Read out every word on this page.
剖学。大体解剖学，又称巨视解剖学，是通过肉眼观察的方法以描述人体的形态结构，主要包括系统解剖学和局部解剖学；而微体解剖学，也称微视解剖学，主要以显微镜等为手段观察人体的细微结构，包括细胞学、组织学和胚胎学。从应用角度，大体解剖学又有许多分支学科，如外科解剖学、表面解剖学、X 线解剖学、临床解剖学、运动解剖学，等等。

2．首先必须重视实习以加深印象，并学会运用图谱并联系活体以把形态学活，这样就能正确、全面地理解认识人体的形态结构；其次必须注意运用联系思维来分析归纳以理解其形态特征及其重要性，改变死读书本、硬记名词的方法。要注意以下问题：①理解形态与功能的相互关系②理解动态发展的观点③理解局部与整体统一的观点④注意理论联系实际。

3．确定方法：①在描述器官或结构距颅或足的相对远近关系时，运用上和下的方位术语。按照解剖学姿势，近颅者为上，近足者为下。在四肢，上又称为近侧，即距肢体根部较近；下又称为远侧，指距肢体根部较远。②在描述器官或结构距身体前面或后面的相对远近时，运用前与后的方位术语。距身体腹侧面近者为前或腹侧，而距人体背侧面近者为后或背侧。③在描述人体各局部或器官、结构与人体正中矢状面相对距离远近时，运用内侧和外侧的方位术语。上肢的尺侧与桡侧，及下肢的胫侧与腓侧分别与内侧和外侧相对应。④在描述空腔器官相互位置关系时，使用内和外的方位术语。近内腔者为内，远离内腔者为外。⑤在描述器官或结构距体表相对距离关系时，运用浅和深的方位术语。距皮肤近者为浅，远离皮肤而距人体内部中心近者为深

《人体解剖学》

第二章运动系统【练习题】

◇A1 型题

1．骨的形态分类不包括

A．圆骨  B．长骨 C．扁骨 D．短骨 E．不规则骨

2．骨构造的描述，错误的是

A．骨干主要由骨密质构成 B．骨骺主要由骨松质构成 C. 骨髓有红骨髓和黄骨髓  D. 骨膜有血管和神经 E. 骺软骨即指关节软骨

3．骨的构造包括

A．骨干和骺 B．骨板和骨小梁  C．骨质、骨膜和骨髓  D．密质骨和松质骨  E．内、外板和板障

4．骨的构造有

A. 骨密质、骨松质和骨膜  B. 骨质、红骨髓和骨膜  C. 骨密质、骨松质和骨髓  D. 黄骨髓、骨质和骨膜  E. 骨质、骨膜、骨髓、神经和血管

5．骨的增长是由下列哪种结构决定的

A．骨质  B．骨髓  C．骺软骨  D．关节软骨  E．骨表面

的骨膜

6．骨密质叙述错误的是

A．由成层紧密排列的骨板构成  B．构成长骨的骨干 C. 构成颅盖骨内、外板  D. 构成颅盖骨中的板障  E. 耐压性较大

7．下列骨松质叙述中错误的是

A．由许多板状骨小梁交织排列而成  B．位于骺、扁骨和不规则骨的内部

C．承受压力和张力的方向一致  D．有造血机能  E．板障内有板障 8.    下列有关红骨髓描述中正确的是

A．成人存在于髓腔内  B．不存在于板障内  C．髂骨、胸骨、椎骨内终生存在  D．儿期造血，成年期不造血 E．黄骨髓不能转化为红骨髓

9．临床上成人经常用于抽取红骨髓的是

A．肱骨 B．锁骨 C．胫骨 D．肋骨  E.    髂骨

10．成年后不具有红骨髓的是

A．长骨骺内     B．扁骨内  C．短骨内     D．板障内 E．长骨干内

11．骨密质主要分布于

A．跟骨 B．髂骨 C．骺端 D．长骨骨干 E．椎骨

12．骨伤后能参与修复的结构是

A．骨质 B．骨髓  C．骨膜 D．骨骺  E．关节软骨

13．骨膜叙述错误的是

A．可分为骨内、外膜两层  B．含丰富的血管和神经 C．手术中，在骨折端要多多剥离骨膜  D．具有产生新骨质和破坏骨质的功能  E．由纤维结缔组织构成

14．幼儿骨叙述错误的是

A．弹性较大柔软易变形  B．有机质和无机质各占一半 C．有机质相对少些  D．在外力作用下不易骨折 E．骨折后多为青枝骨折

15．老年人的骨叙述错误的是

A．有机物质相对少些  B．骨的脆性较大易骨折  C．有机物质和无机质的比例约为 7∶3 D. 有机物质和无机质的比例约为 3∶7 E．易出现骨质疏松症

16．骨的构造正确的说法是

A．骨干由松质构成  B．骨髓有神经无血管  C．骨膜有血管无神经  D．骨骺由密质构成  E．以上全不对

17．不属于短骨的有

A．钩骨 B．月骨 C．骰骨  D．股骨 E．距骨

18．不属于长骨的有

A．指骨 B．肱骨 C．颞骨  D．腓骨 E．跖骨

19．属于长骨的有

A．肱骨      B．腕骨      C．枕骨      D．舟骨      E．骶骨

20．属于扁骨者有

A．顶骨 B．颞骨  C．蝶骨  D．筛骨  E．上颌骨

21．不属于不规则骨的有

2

━━━━━━

■ **Exercise requirements**:
Your task is to output the full set of records exactly as presented.

■ **Full response**:
Read out every word on this page.
剖学。大体解剖学，又称巨视解剖学，是通过肉眼观察的方法以描述人体的形态结构，主要包括系统解剖学和局部解剖学；而微体解剖学，也称微视解剖学，主要以显微镜等为手段观察人体的细微结构，包括细胞学、组织学和胚胎学。从应用角度，大体解剖学又有许多分支学科，如外科解剖学、表面解剖学、X 线解剖学、临床解剖学、运动解剖学，等等。

2．首先必须重视实习以加深印象，并学会运用图谱并联系活体以把形态学活，这样就能正确、全面地理解认识人体的形态结构；其次必须注意运用联系思维来分析归纳以理解其形态特征及其重要性，改变死读书本、硬记名词的方法。要注意以下问题：①理解形态与功能的相互关系②理解动态发展的观点③理解局部与整体统一的观点④注意理论联系实际。

3．确定方法：①在描述器官或结构距颅或足的相对远近关系时，运用上和下的方位术语。按照解剖学姿势，近颅者为上，近足者为下。在四肢，上又称为近侧，即距肢体根部较近；下又称为远侧，指距肢体根部较远。②在描述器官或结构距身体前面或后面的相对远近时，运用前与后的方位术语。距身体腹侧面近者为前或腹侧，而距人体背侧面近者为后或背侧。③在描述人体各局部或器官、结构与人体正中矢状面相对距离远近时，运用内侧和外侧的方位术语。上肢的尺侧与桡侧，及下肢的胫侧与腓侧分别与内侧和外侧相对应。④在描述空腔器官相互位置关系时，使用内和外的方位术语。近内腔者为内，远离内腔者为外。⑤在描述器官或结构距体表相对距离关系时，运用浅和深的方位术语。距皮肤近者为浅，远离皮肤而距人体内部中心近者为深

《人体解剖学》

第二章运动系统【练习题】

◇A1 型题

1．骨的形态分类不包括

A．圆骨  B．长骨 C．扁骨 D．短骨 E．不规则骨

2．骨构造的描述，错误的是

A．骨干主要由骨密质构成 B．骨骺主要由骨松质构成 C. 骨髓有红骨髓和黄骨髓  D. 骨膜有血管和神经 E. 骺软骨即指关节软骨

3．骨的构造包括

A．骨干和骺 B．骨板和骨小梁  C．骨质、骨膜和骨髓  D．密质骨和松质骨  E．内、外板和板障

4．骨的构造有

A. 骨密质、骨松质和骨膜  B. 骨质、红骨髓和骨膜  C. 骨密质、骨松质和骨髓  D. 黄骨髓、骨质和骨膜  E. 骨质、骨膜、骨髓、神经和血管

5．骨的增长是由下列哪种结构决定的

A．骨质  B．骨髓  C．骺软骨  D．关节软骨  E．骨表面

的骨膜

6．骨密质叙述错误的是

A．由成层紧密排列的骨板构成  B．构成长骨的骨干 C. 构成颅盖骨内、外板  D. 构成颅盖骨中的板障  E. 耐压性较大

7．下列骨松质叙述中错误的是

A．由许多板状骨小梁交织排列而成  B．位于骺、扁骨和不规则骨的内部

C．承受压力和张力的方向一致  D．有造血机能  E．板障内有板障 8.    下列有关红骨髓描述中正确的是

A．成人存在于髓腔内  B．不存在于板障内  C．髂骨、胸骨、椎骨内终生存在  D．儿期造血，成年期不造血 E．黄骨髓不能转化为红骨髓

9．临床上成人经常用于抽取红骨髓的是

A．肱骨 B．锁骨 C．胫骨 D．肋骨  E.    髂骨

10．成年后不具有红骨髓的是

A．长骨骺内     B．扁骨内  C．短骨内     D．板障内 E．长骨干内

11．骨密质主要分布于

A．跟骨 B．髂骨 C．骺端 D．长骨骨干 E．椎骨

12．骨伤后能参与修复的结构是

A．骨质 B．骨髓  C．骨膜 D．骨骺  E．关节软骨

13．骨膜叙述错误的是

A．可分为骨内、外膜两层  B．含丰富的血管和神经 C．手术中，在骨折端要多多剥离骨膜  D．具有产生新骨质和破坏骨质的功能  E．由纤维结缔组织构成

14．幼儿骨叙述错误的是

A．弹性较大柔软易变形  B．有机质和无机质各占一半 C．有机质相对少些  D．在外力作用下不易骨折 E．骨折后多为青枝骨折

15．老年人的骨叙述错误的是

A．有机物质相对少些  B．骨的脆性较大易骨折  C．有机物质和无机质的比例约为 7∶3 D. 有机物质和无机质的比例约为 3∶7 E．易出现骨质疏松症

16．骨的构造正确的说法是

A．骨干由松质构成  B．骨髓有神经无血管  C．骨膜有血管无神经  D．骨骺由密质构成  E．以上全不对

17．不属于短骨的有

A．钩骨 B．月骨 C．骰骨  D．股骨 E．距骨

18．不属于长骨的有

A．指骨 B．肱骨 C．颞骨  D．腓骨 E．跖骨

19．属于长骨的有

A．肱骨      B．腕骨      C．枕骨      D．舟骨      E．骶骨

20．属于扁骨者有

A．顶骨 B．颞骨  C．蝶骨  D．筛骨  E．上颌骨

21．不属于不规则骨的有

2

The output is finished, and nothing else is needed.